◆ Material provided ◆
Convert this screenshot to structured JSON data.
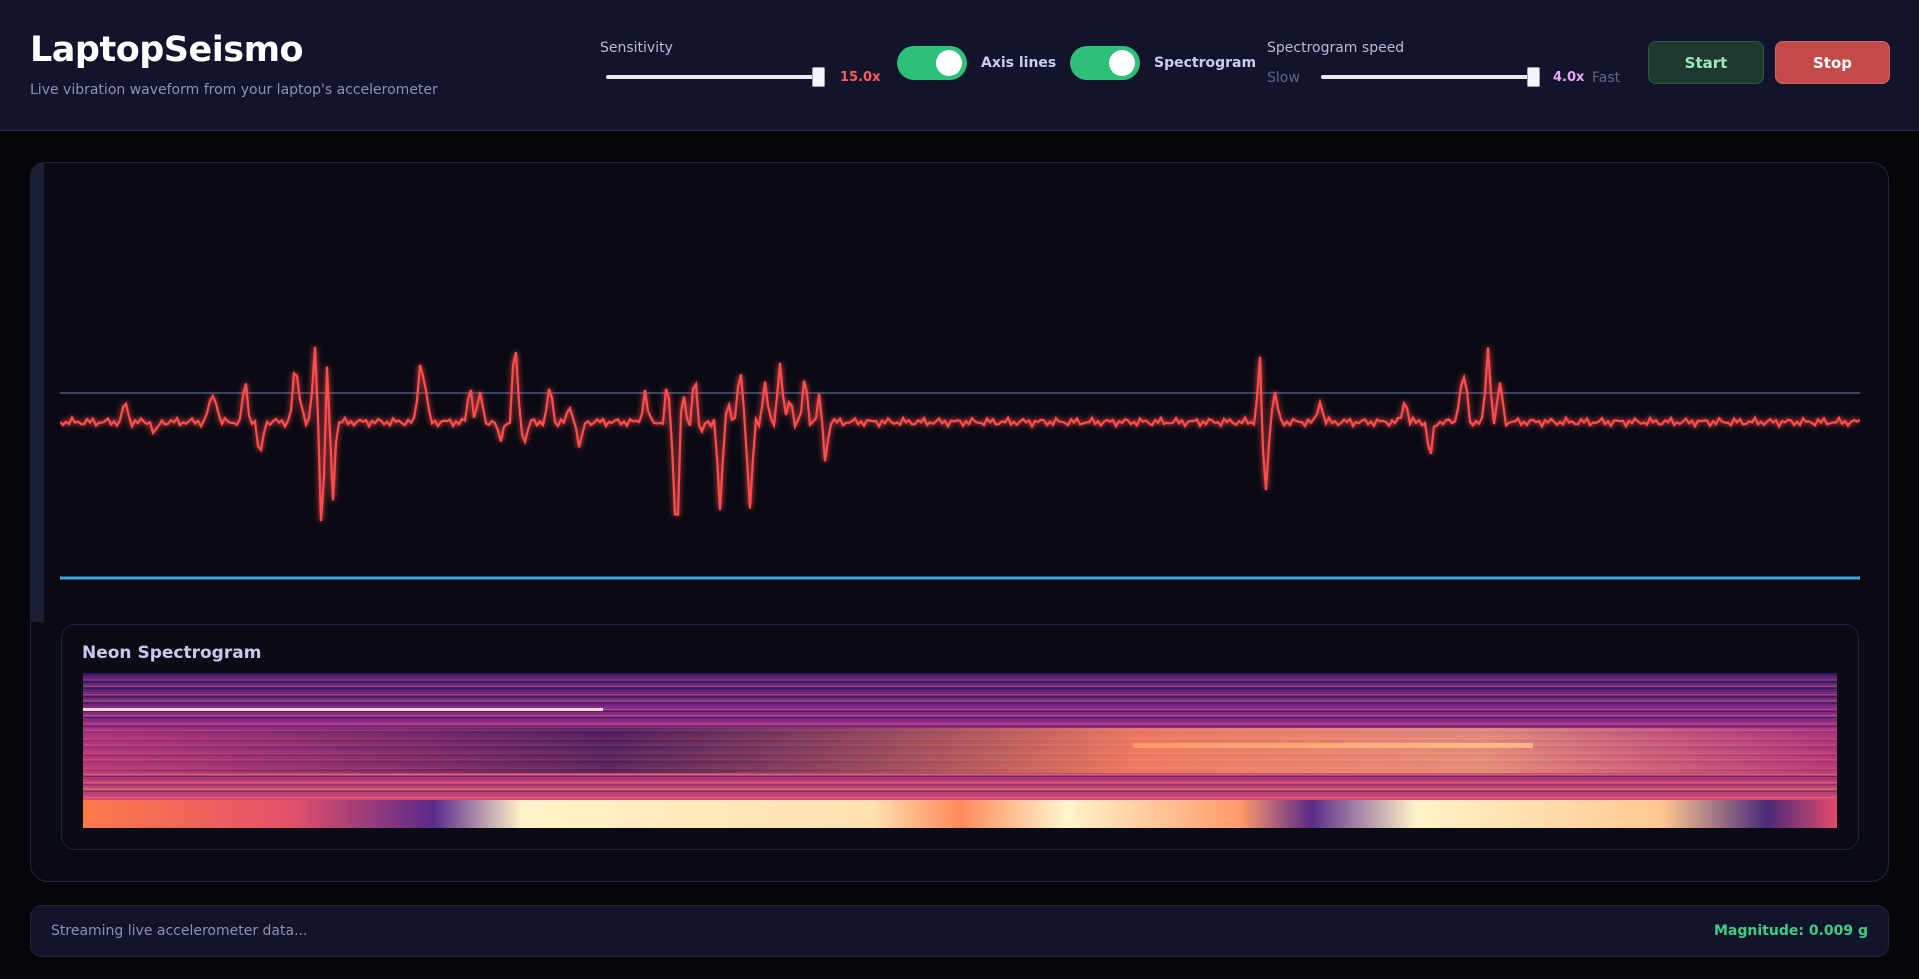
{
  "header": {
    "title": "LaptopSeismo",
    "subtitle": "Live vibration waveform from your laptop's accelerometer"
  },
  "controls": {
    "sensitivity": {
      "label": "Sensitivity",
      "value_text": "15.0x",
      "value_color": "#ff5a5a",
      "level": 1.0
    },
    "axis_lines": {
      "label": "Axis lines",
      "on": true
    },
    "spectrogram": {
      "label": "Spectrogram",
      "on": true
    },
    "speed": {
      "label": "Spectrogram speed",
      "slow_label": "Slow",
      "fast_label": "Fast",
      "value_text": "4.0x",
      "value_color": "#e9a7ff",
      "level": 1.0
    },
    "start_label": "Start",
    "stop_label": "Stop"
  },
  "spectrogram_panel": {
    "title": "Neon Spectrogram"
  },
  "status": {
    "message": "Streaming live accelerometer data...",
    "magnitude": "Magnitude: 0.009 g"
  },
  "colors": {
    "accent_green": "#2cc078",
    "waveform": "#ff4d4d",
    "axis_line": "#3aa6d8",
    "stop": "#c44a4a"
  }
}
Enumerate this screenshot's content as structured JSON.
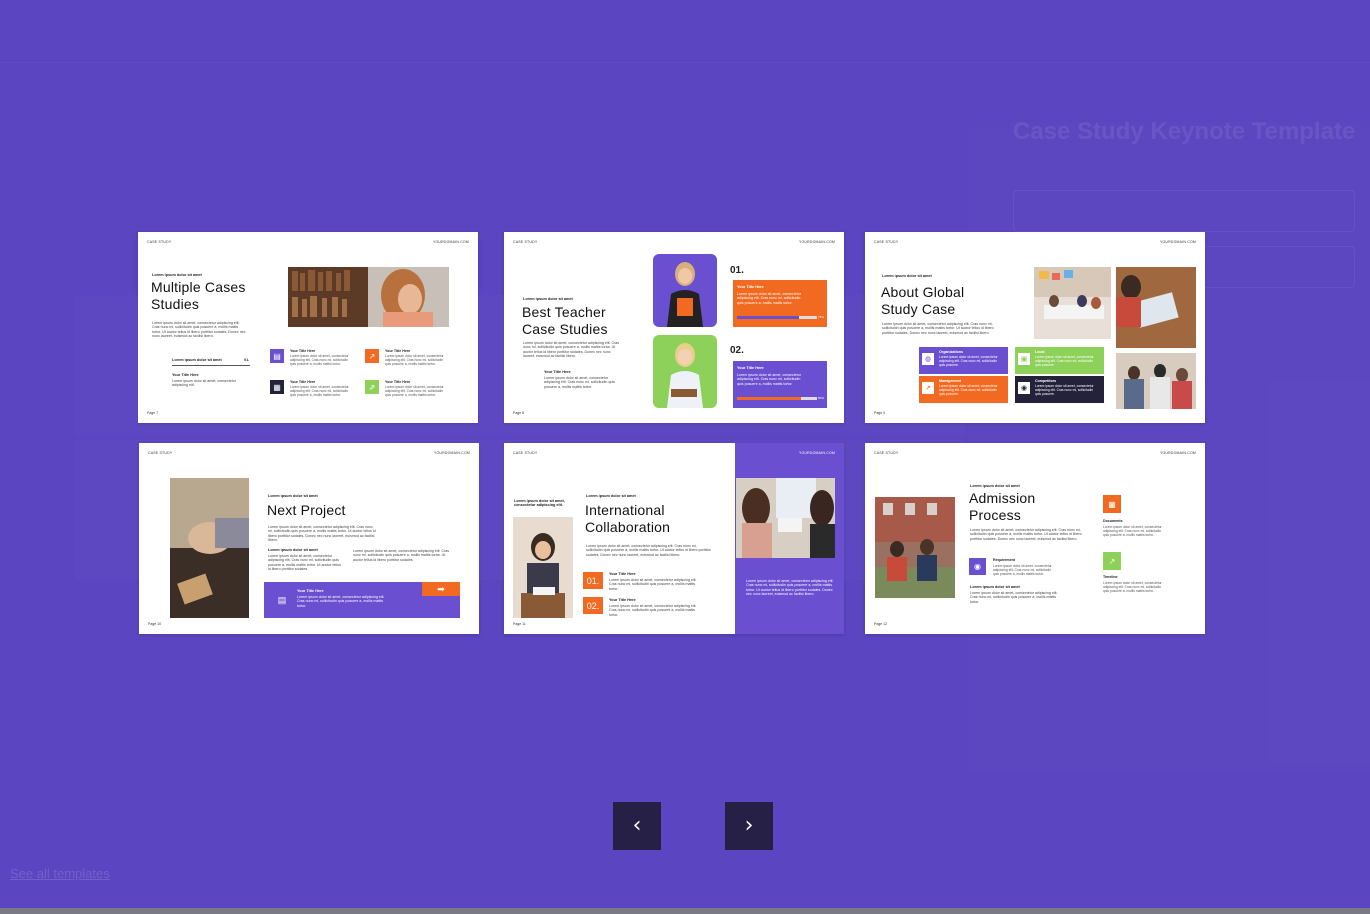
{
  "colors": {
    "purple": "#6a4fd0",
    "orange": "#f26a21",
    "green": "#8dd15a",
    "dark": "#24223a",
    "overlay": "#5b45c0"
  },
  "background": {
    "product_title": "Case Study Keynote Template",
    "link_text": "See all templates"
  },
  "slides": [
    {
      "label_left": "CASE STUDY",
      "label_right": "YOURDOMAIN.COM",
      "kicker": "Lorem ipsum dolor sit amet",
      "title_line1": "Multiple Cases",
      "title_line2": "Studies",
      "body": "Lorem ipsum dolor sit amet, consectetur adipiscing elit. Cras nunc mi, sollicitudin quis posuere a, mollis mattis tortor. Ut auctor tellus id libero porttitor sodales. Donec nec nunc laoreet, euismod ac facilisi libero.",
      "row_label": "Lorem ipsum dolor sit amet",
      "row_num": "01.",
      "sub_title": "Your Title Here",
      "sub_body": "Lorem ipsum dolor sit amet, consectetur adipiscing elit.",
      "items": [
        {
          "title": "Your Title Here",
          "body": "Lorem ipsum dolor sit amet, consectetur adipiscing elit. Cras nunc mi, sollicitudin quis posuere a, mollis mattis tortor."
        },
        {
          "title": "Your Title Here",
          "body": "Lorem ipsum dolor sit amet, consectetur adipiscing elit. Cras nunc mi, sollicitudin quis posuere a, mollis mattis tortor."
        },
        {
          "title": "Your Title Here",
          "body": "Lorem ipsum dolor sit amet, consectetur adipiscing elit. Cras nunc mi, sollicitudin quis posuere a, mollis mattis tortor."
        },
        {
          "title": "Your Title Here",
          "body": "Lorem ipsum dolor sit amet, consectetur adipiscing elit. Cras nunc mi, sollicitudin quis posuere a, mollis mattis tortor."
        }
      ],
      "page": "Page 7"
    },
    {
      "label_left": "CASE STUDY",
      "label_right": "YOURDOMAIN.COM",
      "kicker": "Lorem ipsum dolor sit amet",
      "title_line1": "Best Teacher",
      "title_line2": "Case Studies",
      "body": "Lorem ipsum dolor sit amet, consectetur adipiscing elit. Cras nunc mi, sollicitudin quis posuere a, mollis mattis tortor. Ut auctor tellus id libero porttitor sodales. Donec nec nunc laoreet, euismod ac facilisi libero.",
      "sub_title": "Your Title Here",
      "sub_body": "Lorem ipsum dolor sit amet, consectetur adipiscing elit. Cras nunc mi, sollicitudin quis posuere a, mollis mattis tortor.",
      "num1": "01.",
      "num2": "02.",
      "box_title": "Your Title Here",
      "box_body": "Lorem ipsum dolor sit amet, consectetur adipiscing elit. Cras nunc mi, sollicitudin quis posuere a, mollis mattis tortor.",
      "bar1_pct": "78%",
      "bar2_pct": "80%",
      "bar1_level": 0.78,
      "bar2_level": 0.8,
      "page": "Page 8"
    },
    {
      "label_left": "CASE STUDY",
      "label_right": "YOURDOMAIN.COM",
      "kicker": "Lorem ipsum dolor sit amet",
      "title_line1": "About Global",
      "title_line2": "Study Case",
      "body": "Lorem ipsum dolor sit amet, consectetur adipiscing elit. Cras nunc mi, sollicitudin quis posuere a, mollis mattis tortor. Ut auctor tellus id libero porttitor sodales. Donec nec nunc laoreet, euismod ac facilisi libero.",
      "cells": [
        {
          "title": "Organizations",
          "body": "Lorem ipsum dolor sit amet, consectetur adipiscing elit. Cras nunc mi, sollicitudin quis posuere."
        },
        {
          "title": "Locat",
          "body": "Lorem ipsum dolor sit amet, consectetur adipiscing elit. Cras nunc mi, sollicitudin quis posuere."
        },
        {
          "title": "Management",
          "body": "Lorem ipsum dolor sit amet, consectetur adipiscing elit. Cras nunc mi, sollicitudin quis posuere."
        },
        {
          "title": "Competitors",
          "body": "Lorem ipsum dolor sit amet, consectetur adipiscing elit. Cras nunc mi, sollicitudin quis posuere."
        }
      ],
      "page": "Page 9"
    },
    {
      "label_left": "CASE STUDY",
      "label_right": "YOURDOMAIN.COM",
      "kicker": "Lorem ipsum dolor sit amet",
      "title_line1": "Next Project",
      "body": "Lorem ipsum dolor sit amet, consectetur adipiscing elit. Cras nunc mi, sollicitudin quis posuere a, mollis mattis tortor. Ut auctor tellus id libero porttitor sodales. Donec nec nunc laoreet, euismod ac facilisi libero.",
      "col1_title": "Lorem ipsum dolor sit amet",
      "col1_body": "Lorem ipsum dolor sit amet, consectetur adipiscing elit. Cras nunc mi, sollicitudin quis posuere a, mollis mattis tortor. Ut auctor tellus id libero porttitor sodales.",
      "col2_body": "Lorem ipsum dolor sit amet, consectetur adipiscing elit. Cras nunc mi, sollicitudin quis posuere a, mollis mattis tortor. Ut auctor tellus id libero porttitor sodales.",
      "band_title": "Your Title Here",
      "band_body": "Lorem ipsum dolor sit amet, consectetur adipiscing elit. Cras nunc mi, sollicitudin quis posuere a, mollis mattis tortor.",
      "page": "Page 10"
    },
    {
      "label_left": "CASE STUDY",
      "label_right": "YOURDOMAIN.COM",
      "kicker": "Lorem ipsum dolor sit amet",
      "side_kicker": "Lorem ipsum dolor sit amet, consectetur adipiscing elit.",
      "title_line1": "International",
      "title_line2": "Collaboration",
      "body": "Lorem ipsum dolor sit amet, consectetur adipiscing elit. Cras nunc mi, sollicitudin quis posuere a, mollis mattis tortor. Ut auctor tellus id libero porttitor sodales. Donec nec nunc laoreet, euismod ac facilisi libero.",
      "num1": "01.",
      "num2": "02.",
      "item_title": "Your Title Here",
      "item_body": "Lorem ipsum dolor sit amet, consectetur adipiscing elit. Cras nunc mi, sollicitudin quis posuere a, mollis mattis tortor.",
      "panel_body": "Lorem ipsum dolor sit amet, consectetur adipiscing elit. Cras nunc mi, sollicitudin quis posuere a, mollis mattis tortor. Ut auctor tellus id libero porttitor sodales. Donec nec nunc laoreet, euismod ac facilisi libero.",
      "page": "Page 11"
    },
    {
      "label_left": "CASE STUDY",
      "label_right": "YOURDOMAIN.COM",
      "kicker": "Lorem ipsum dolor sit amet",
      "title_line1": "Admission",
      "title_line2": "Process",
      "body": "Lorem ipsum dolor sit amet, consectetur adipiscing elit. Cras nunc mi, sollicitudin quis posuere a, mollis mattis tortor. Ut auctor tellus id libero porttitor sodales. Donec nec nunc laoreet, euismod ac facilisi libero.",
      "req_title": "Requirement",
      "req_body": "Lorem ipsum dolor sit amet, consectetur adipiscing elit. Cras nunc mi, sollicitudin quis posuere a, mollis mattis tortor.",
      "bottom_title": "Lorem ipsum dolor sit amet",
      "bottom_body": "Lorem ipsum dolor sit amet, consectetur adipiscing elit. Cras nunc mi, sollicitudin quis posuere a, mollis mattis tortor.",
      "doc_title": "Documents",
      "doc_body": "Lorem ipsum dolor sit amet, consectetur adipiscing elit. Cras nunc mi, sollicitudin quis posuere a, mollis mattis tortor.",
      "tl_title": "Timeline",
      "tl_body": "Lorem ipsum dolor sit amet, consectetur adipiscing elit. Cras nunc mi, sollicitudin quis posuere a, mollis mattis tortor.",
      "page": "Page 12"
    }
  ],
  "nav": {
    "prev_icon": "chevron-left-icon",
    "next_icon": "chevron-right-icon",
    "prev_glyph": "‹",
    "next_glyph": "›"
  }
}
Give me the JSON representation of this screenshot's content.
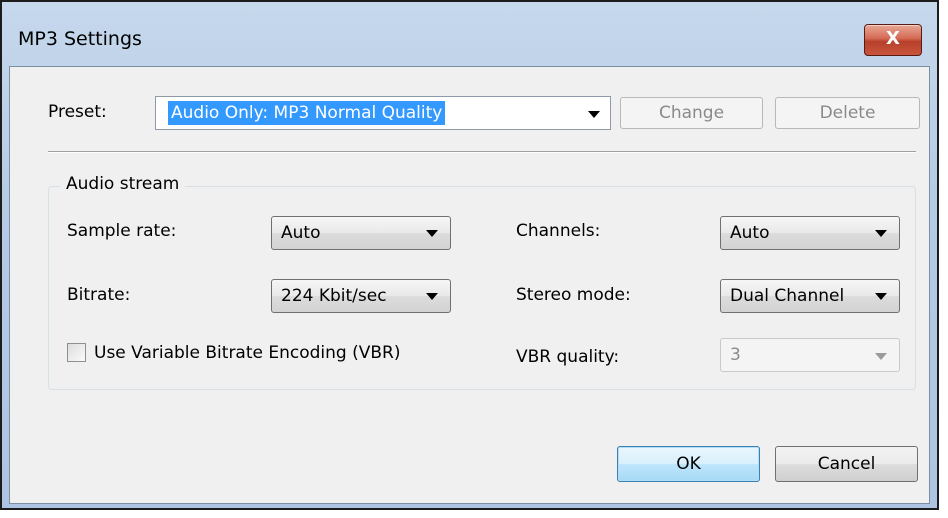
{
  "window": {
    "title": "MP3 Settings",
    "close_glyph": "X"
  },
  "preset": {
    "label": "Preset:",
    "value": "Audio Only: MP3 Normal Quality",
    "change_label": "Change",
    "delete_label": "Delete"
  },
  "audio_stream": {
    "legend": "Audio stream",
    "sample_rate_label": "Sample rate:",
    "sample_rate_value": "Auto",
    "bitrate_label": "Bitrate:",
    "bitrate_value": "224 Kbit/sec",
    "channels_label": "Channels:",
    "channels_value": "Auto",
    "stereo_mode_label": "Stereo mode:",
    "stereo_mode_value": "Dual Channel",
    "vbr_checkbox_label": "Use Variable Bitrate Encoding (VBR)",
    "vbr_checked": false,
    "vbr_quality_label": "VBR quality:",
    "vbr_quality_value": "3"
  },
  "footer": {
    "ok_label": "OK",
    "cancel_label": "Cancel"
  },
  "colors": {
    "selection": "#3399ff",
    "title_bar": "#b9cfe8",
    "close_button": "#c9553d"
  }
}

◆ What to work on ◆
Find all lines where the word "content" appears. Copy them.

◆ Final result ◆
Enumerate this screenshot's content as structured JSON.
Give me the JSON representation of this screenshot's content.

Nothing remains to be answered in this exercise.